=== The task ===
Quote the listing below in full and exactly as written, but omit every picture.

=== Rows ===

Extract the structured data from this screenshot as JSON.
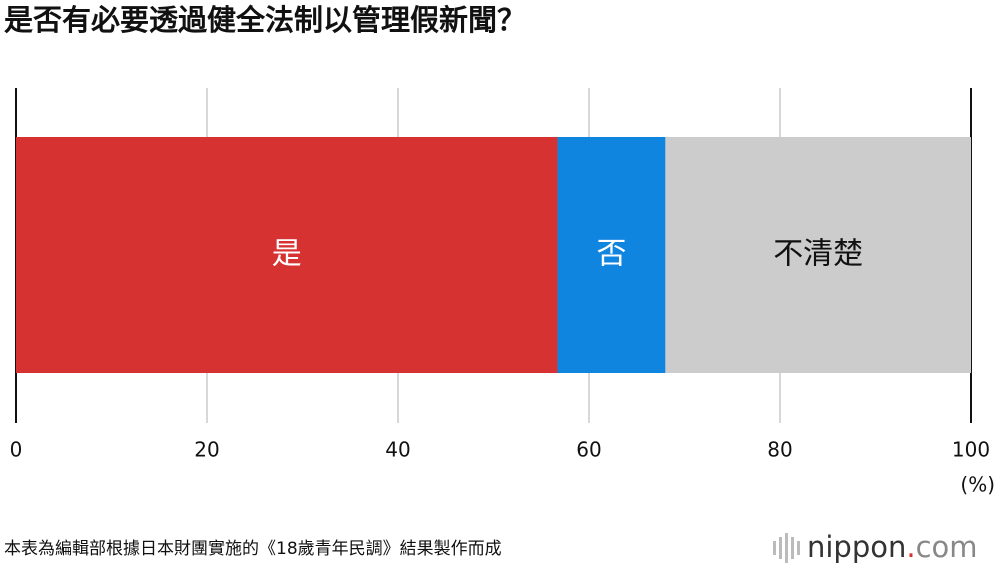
{
  "chart_data": {
    "type": "stacked-bar",
    "title": "是否有必要透過健全法制以管理假新聞？",
    "categories": [
      null
    ],
    "series": [
      {
        "name": "是",
        "color": "#d63232",
        "values": [
          56.7
        ]
      },
      {
        "name": "否",
        "color": "#1085e0",
        "values": [
          11.3
        ]
      },
      {
        "name": "不清楚",
        "color": "#cccccc",
        "values": [
          32.0
        ]
      }
    ],
    "xlim": [
      0,
      100
    ],
    "xticks": [
      0,
      20,
      40,
      60,
      80,
      100
    ],
    "x_unit": "(%)",
    "grid": true,
    "note": "本表為編輯部根據日本財團實施的《18歲青年民調》結果製作而成",
    "logo": {
      "name": "nippon",
      "dot": ".",
      "suffix": "com"
    }
  }
}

===

=== The reply ===
Extract the structured data from this screenshot as JSON.
{
  "chart_data": {
    "type": "stacked-bar",
    "title": "是否有必要透過健全法制以管理假新聞？",
    "categories": [
      null
    ],
    "series": [
      {
        "name": "是",
        "color": "#d63232",
        "values": [
          56.7
        ]
      },
      {
        "name": "否",
        "color": "#1085e0",
        "values": [
          11.3
        ]
      },
      {
        "name": "不清楚",
        "color": "#cccccc",
        "values": [
          32.0
        ]
      }
    ],
    "xlim": [
      0,
      100
    ],
    "xticks": [
      0,
      20,
      40,
      60,
      80,
      100
    ],
    "x_unit": "(%)",
    "grid": true,
    "note": "本表為編輯部根據日本財團實施的《18歲青年民調》結果製作而成",
    "logo": {
      "name": "nippon",
      "dot": ".",
      "suffix": "com"
    }
  }
}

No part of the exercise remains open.